===== Exercise materials

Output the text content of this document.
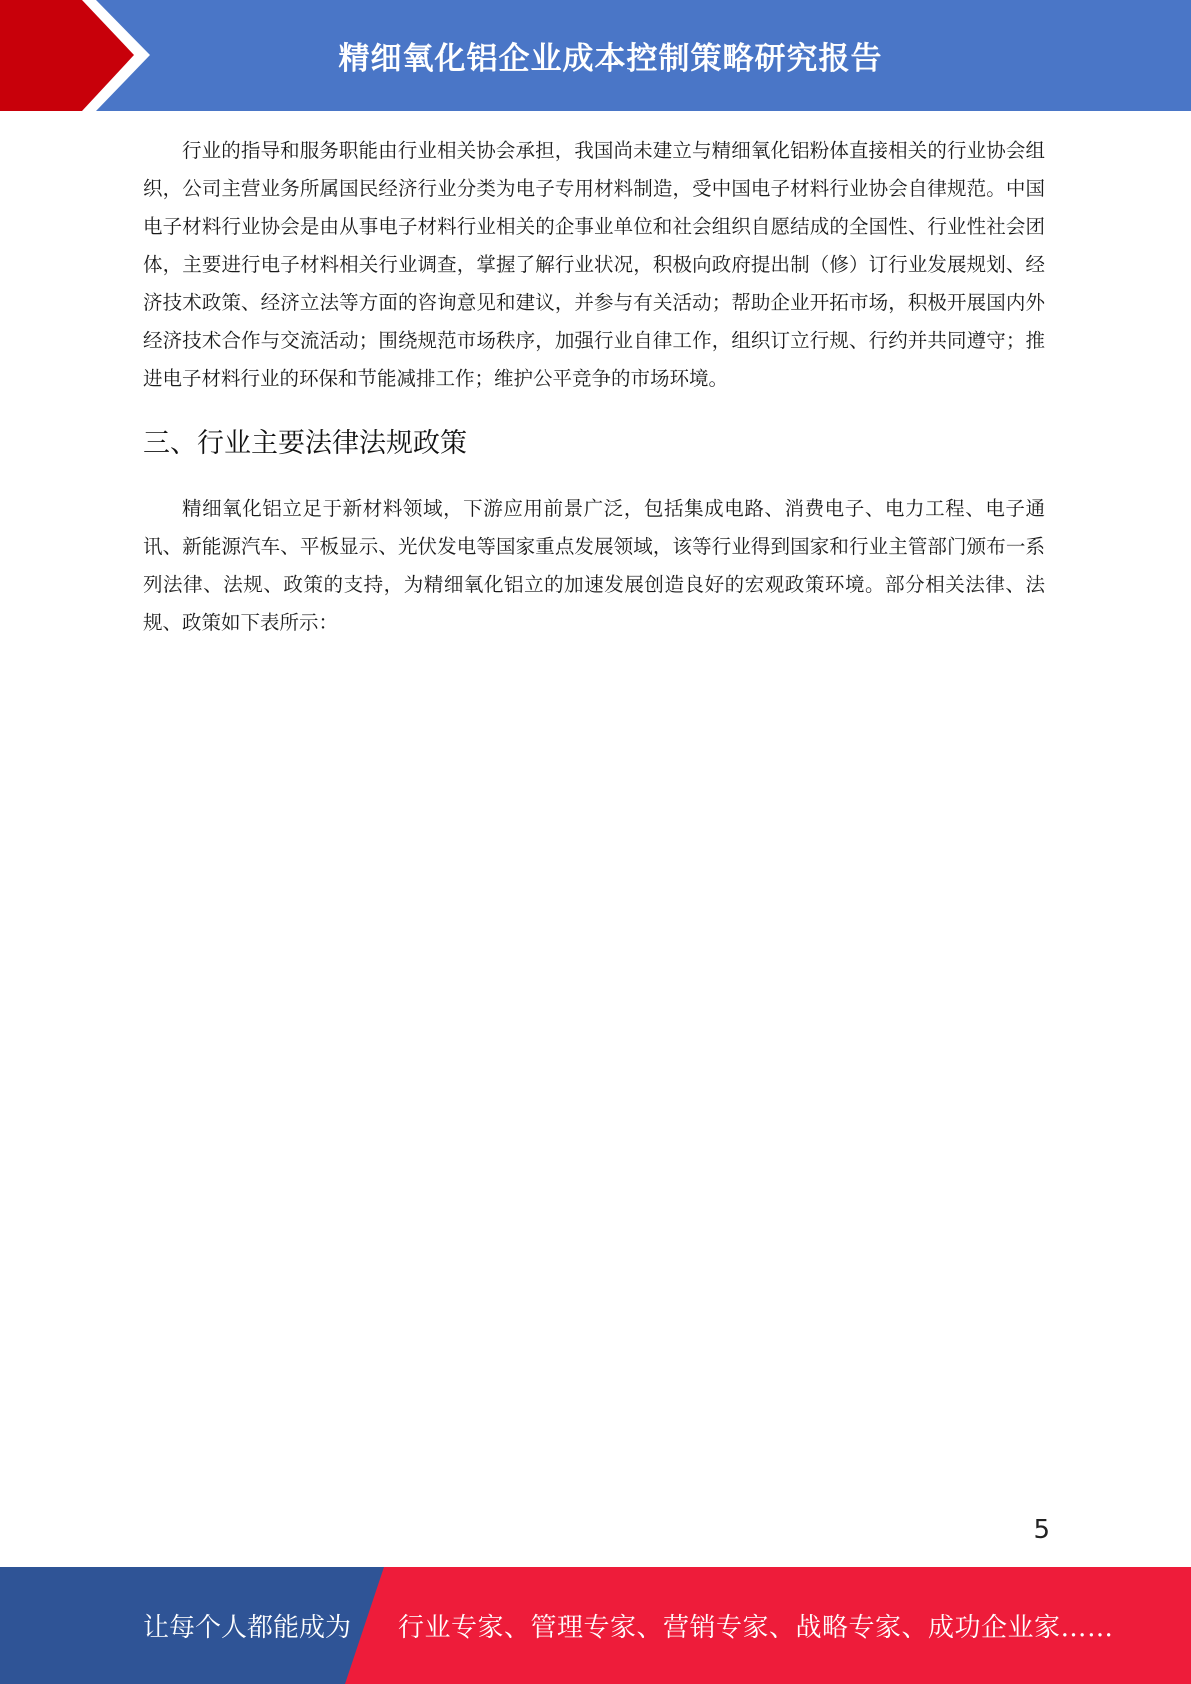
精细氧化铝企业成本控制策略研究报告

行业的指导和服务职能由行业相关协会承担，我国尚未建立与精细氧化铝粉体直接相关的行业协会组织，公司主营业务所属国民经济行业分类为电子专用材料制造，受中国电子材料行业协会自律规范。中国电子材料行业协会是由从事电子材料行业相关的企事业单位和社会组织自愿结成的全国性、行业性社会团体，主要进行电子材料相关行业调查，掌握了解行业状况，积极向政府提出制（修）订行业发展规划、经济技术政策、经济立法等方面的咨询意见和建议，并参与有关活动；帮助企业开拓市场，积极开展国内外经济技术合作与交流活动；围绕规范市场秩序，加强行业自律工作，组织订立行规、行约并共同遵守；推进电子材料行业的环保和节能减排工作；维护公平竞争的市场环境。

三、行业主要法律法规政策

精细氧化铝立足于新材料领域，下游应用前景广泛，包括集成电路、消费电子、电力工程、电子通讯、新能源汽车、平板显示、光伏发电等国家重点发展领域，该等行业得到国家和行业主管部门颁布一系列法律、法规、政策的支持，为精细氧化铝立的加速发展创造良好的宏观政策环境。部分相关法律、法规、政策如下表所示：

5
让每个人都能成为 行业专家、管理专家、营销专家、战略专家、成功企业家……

==========
===== Exercise materials

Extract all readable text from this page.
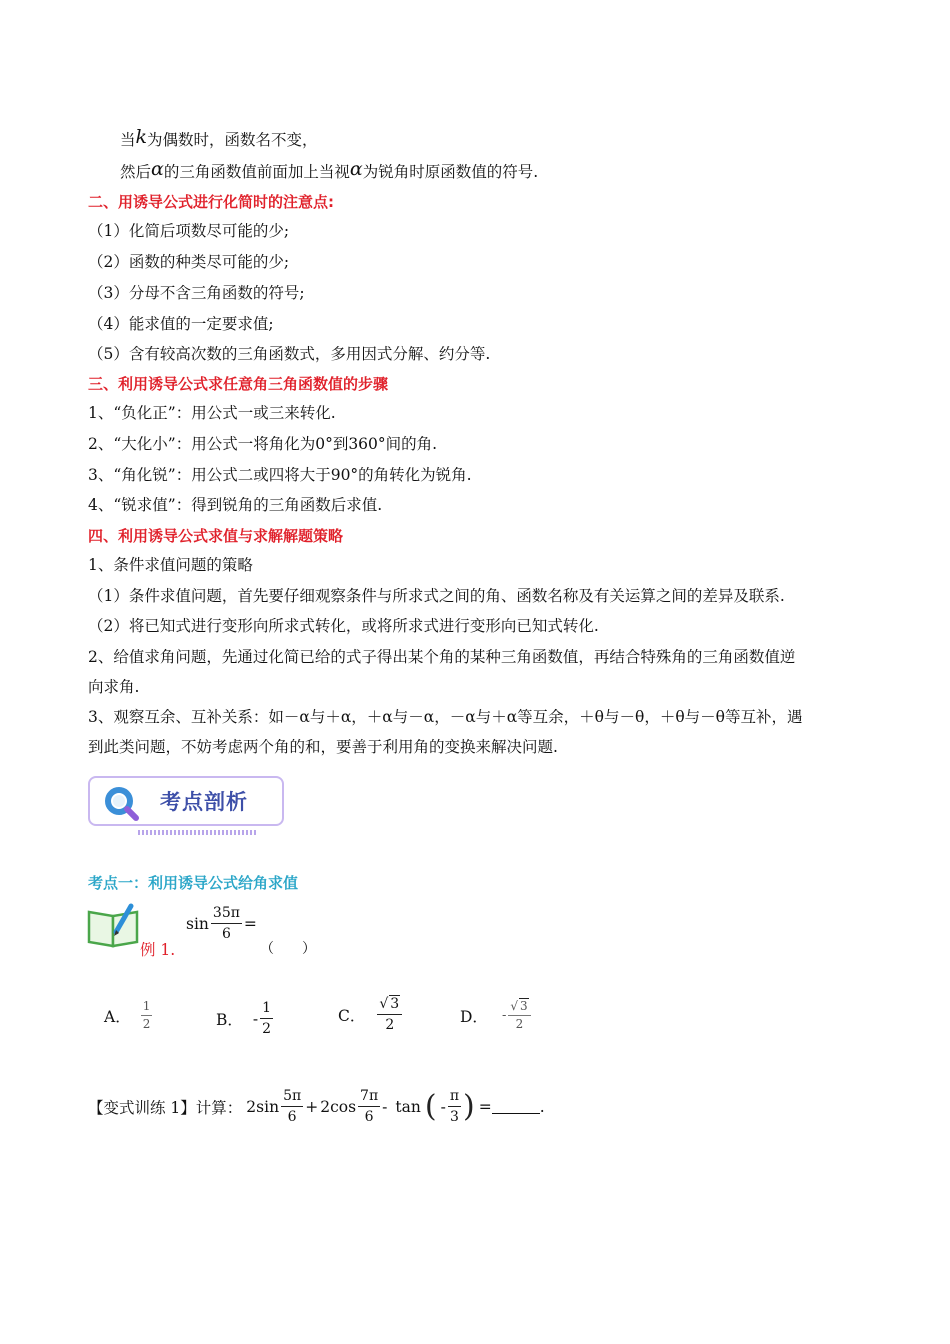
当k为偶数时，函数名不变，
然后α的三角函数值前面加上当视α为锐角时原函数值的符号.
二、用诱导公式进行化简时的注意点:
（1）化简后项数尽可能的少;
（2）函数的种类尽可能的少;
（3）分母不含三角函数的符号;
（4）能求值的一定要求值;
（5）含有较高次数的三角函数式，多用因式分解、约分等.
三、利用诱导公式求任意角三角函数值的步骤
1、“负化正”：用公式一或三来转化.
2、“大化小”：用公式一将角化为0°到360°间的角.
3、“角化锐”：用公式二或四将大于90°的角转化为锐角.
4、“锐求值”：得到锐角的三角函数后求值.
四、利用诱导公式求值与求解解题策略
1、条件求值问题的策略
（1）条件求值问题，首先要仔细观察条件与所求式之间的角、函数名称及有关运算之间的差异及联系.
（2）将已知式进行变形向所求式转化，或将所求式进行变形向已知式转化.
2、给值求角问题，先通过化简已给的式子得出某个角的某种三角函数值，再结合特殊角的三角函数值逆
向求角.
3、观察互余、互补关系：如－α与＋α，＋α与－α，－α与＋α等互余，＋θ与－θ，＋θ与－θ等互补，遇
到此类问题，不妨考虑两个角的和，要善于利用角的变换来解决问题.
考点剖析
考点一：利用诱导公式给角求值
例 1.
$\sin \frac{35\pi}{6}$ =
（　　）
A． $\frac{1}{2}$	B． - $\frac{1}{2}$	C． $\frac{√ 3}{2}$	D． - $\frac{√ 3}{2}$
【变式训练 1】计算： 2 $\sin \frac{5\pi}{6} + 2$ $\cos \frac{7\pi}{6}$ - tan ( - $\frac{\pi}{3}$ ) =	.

==========

— Task goal —
Filter the entries down to the lines with the word "this" in them.

— Worked answer —
Output the text content of this document.
Extract all readable text from this page.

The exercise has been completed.